* **TASK**
All of the records listed below should be retyped exactly.

══════════════════════════════

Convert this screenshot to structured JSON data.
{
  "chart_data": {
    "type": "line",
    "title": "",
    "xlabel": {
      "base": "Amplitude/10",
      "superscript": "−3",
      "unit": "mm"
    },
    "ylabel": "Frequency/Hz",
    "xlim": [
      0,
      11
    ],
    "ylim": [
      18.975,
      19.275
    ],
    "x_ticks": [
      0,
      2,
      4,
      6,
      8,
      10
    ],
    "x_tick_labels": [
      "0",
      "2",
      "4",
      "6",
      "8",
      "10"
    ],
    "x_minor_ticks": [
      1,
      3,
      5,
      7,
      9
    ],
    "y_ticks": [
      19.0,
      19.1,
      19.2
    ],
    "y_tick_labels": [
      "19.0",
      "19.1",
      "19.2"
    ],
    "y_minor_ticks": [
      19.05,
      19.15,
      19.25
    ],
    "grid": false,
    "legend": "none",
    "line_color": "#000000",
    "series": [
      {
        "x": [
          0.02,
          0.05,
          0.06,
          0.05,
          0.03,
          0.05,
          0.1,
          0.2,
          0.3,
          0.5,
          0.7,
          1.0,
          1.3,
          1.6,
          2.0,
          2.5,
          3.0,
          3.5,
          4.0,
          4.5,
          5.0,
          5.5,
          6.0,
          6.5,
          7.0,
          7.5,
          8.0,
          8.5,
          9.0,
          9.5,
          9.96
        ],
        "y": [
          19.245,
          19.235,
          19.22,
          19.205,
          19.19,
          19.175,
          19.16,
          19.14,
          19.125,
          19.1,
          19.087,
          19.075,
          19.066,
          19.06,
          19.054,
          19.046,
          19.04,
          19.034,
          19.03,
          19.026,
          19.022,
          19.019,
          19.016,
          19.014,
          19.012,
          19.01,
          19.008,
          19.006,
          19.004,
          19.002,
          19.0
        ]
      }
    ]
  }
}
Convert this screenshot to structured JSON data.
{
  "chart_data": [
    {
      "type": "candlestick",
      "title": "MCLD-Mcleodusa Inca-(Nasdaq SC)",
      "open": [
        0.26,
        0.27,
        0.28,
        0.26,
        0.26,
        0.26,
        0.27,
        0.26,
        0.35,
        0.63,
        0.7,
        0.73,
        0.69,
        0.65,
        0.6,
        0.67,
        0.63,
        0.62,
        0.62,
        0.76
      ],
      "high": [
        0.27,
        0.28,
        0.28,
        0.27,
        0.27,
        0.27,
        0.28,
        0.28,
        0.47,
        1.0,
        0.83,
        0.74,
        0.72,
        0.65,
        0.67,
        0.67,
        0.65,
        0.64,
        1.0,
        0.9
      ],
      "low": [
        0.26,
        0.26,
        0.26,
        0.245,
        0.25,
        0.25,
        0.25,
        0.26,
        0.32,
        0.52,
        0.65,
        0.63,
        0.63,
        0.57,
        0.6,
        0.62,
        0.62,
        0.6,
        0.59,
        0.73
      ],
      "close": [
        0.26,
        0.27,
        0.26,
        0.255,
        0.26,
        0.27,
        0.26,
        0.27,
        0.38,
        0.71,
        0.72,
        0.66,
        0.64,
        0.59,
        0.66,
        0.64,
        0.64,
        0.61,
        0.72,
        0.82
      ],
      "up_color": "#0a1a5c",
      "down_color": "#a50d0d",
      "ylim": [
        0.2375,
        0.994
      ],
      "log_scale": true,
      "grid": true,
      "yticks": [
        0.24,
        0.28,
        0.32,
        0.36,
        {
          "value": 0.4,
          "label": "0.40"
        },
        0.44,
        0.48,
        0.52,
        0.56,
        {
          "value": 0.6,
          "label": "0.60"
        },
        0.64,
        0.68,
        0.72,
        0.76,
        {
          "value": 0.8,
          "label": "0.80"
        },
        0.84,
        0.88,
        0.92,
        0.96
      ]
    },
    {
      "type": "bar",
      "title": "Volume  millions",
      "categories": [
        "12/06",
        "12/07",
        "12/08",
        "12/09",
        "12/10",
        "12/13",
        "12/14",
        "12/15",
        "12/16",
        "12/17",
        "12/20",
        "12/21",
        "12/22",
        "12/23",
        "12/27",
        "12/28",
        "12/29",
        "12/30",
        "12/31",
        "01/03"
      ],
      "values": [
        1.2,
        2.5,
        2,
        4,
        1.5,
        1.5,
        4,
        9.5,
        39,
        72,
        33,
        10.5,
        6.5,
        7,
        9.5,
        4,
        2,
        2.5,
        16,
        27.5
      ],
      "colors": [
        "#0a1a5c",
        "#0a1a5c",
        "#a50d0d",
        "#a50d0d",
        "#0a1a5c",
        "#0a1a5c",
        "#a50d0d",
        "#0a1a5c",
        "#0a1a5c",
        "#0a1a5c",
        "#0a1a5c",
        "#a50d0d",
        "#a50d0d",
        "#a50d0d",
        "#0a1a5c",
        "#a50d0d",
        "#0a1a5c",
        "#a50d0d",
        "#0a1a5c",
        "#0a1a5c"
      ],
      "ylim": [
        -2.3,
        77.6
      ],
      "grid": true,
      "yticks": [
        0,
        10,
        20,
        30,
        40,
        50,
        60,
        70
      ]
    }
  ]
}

══════════════════════════════

* **SOLUTION TO THIS TASK**
Convert this screenshot to structured JSON data.
{
  "chart_data": {
    "type": "line",
    "title": "",
    "xlabel": {
      "base": "Amplitude/10",
      "superscript": "−3",
      "unit": "mm"
    },
    "ylabel": "Frequency/Hz",
    "xlim": [
      0,
      11
    ],
    "ylim": [
      18.975,
      19.275
    ],
    "x_ticks": [
      0,
      2,
      4,
      6,
      8,
      10
    ],
    "x_tick_labels": [
      "0",
      "2",
      "4",
      "6",
      "8",
      "10"
    ],
    "x_minor_ticks": [
      1,
      3,
      5,
      7,
      9
    ],
    "y_ticks": [
      19.0,
      19.1,
      19.2
    ],
    "y_tick_labels": [
      "19.0",
      "19.1",
      "19.2"
    ],
    "y_minor_ticks": [
      19.05,
      19.15,
      19.25
    ],
    "grid": false,
    "legend": "none",
    "line_color": "#000000",
    "series": [
      {
        "x": [
          0.02,
          0.05,
          0.06,
          0.05,
          0.03,
          0.05,
          0.1,
          0.2,
          0.3,
          0.5,
          0.7,
          1.0,
          1.3,
          1.6,
          2.0,
          2.5,
          3.0,
          3.5,
          4.0,
          4.5,
          5.0,
          5.5,
          6.0,
          6.5,
          7.0,
          7.5,
          8.0,
          8.5,
          9.0,
          9.5,
          9.96
        ],
        "y": [
          19.245,
          19.235,
          19.22,
          19.205,
          19.19,
          19.175,
          19.16,
          19.14,
          19.125,
          19.1,
          19.087,
          19.075,
          19.066,
          19.06,
          19.054,
          19.046,
          19.04,
          19.034,
          19.03,
          19.026,
          19.022,
          19.019,
          19.016,
          19.014,
          19.012,
          19.01,
          19.008,
          19.006,
          19.004,
          19.002,
          19.0
        ]
      }
    ]
  }
}
Convert this screenshot to structured JSON data.
{
  "chart_data": [
    {
      "type": "candlestick",
      "title": "MCLD-Mcleodusa Inca-(Nasdaq SC)",
      "open": [
        0.26,
        0.27,
        0.28,
        0.26,
        0.26,
        0.26,
        0.27,
        0.26,
        0.35,
        0.63,
        0.7,
        0.73,
        0.69,
        0.65,
        0.6,
        0.67,
        0.63,
        0.62,
        0.62,
        0.76
      ],
      "high": [
        0.27,
        0.28,
        0.28,
        0.27,
        0.27,
        0.27,
        0.28,
        0.28,
        0.47,
        1.0,
        0.83,
        0.74,
        0.72,
        0.65,
        0.67,
        0.67,
        0.65,
        0.64,
        1.0,
        0.9
      ],
      "low": [
        0.26,
        0.26,
        0.26,
        0.245,
        0.25,
        0.25,
        0.25,
        0.26,
        0.32,
        0.52,
        0.65,
        0.63,
        0.63,
        0.57,
        0.6,
        0.62,
        0.62,
        0.6,
        0.59,
        0.73
      ],
      "close": [
        0.26,
        0.27,
        0.26,
        0.255,
        0.26,
        0.27,
        0.26,
        0.27,
        0.38,
        0.71,
        0.72,
        0.66,
        0.64,
        0.59,
        0.66,
        0.64,
        0.64,
        0.61,
        0.72,
        0.82
      ],
      "up_color": "#0a1a5c",
      "down_color": "#a50d0d",
      "ylim": [
        0.2375,
        0.994
      ],
      "log_scale": true,
      "grid": true,
      "yticks": [
        0.24,
        0.28,
        0.32,
        0.36,
        {
          "value": 0.4,
          "label": "0.40"
        },
        0.44,
        0.48,
        0.52,
        0.56,
        {
          "value": 0.6,
          "label": "0.60"
        },
        0.64,
        0.68,
        0.72,
        0.76,
        {
          "value": 0.8,
          "label": "0.80"
        },
        0.84,
        0.88,
        0.92,
        0.96
      ]
    },
    {
      "type": "bar",
      "title": "Volume  millions",
      "categories": [
        "12/06",
        "12/07",
        "12/08",
        "12/09",
        "12/10",
        "12/13",
        "12/14",
        "12/15",
        "12/16",
        "12/17",
        "12/20",
        "12/21",
        "12/22",
        "12/23",
        "12/27",
        "12/28",
        "12/29",
        "12/30",
        "12/31",
        "01/03"
      ],
      "values": [
        1.2,
        2.5,
        2,
        4,
        1.5,
        1.5,
        4,
        9.5,
        39,
        72,
        33,
        10.5,
        6.5,
        7,
        9.5,
        4,
        2,
        2.5,
        16,
        27.5
      ],
      "colors": [
        "#0a1a5c",
        "#0a1a5c",
        "#a50d0d",
        "#a50d0d",
        "#0a1a5c",
        "#0a1a5c",
        "#a50d0d",
        "#0a1a5c",
        "#0a1a5c",
        "#0a1a5c",
        "#0a1a5c",
        "#a50d0d",
        "#a50d0d",
        "#a50d0d",
        "#0a1a5c",
        "#a50d0d",
        "#0a1a5c",
        "#a50d0d",
        "#0a1a5c",
        "#0a1a5c"
      ],
      "ylim": [
        -2.3,
        77.6
      ],
      "grid": true,
      "yticks": [
        0,
        10,
        20,
        30,
        40,
        50,
        60,
        70
      ]
    }
  ]
}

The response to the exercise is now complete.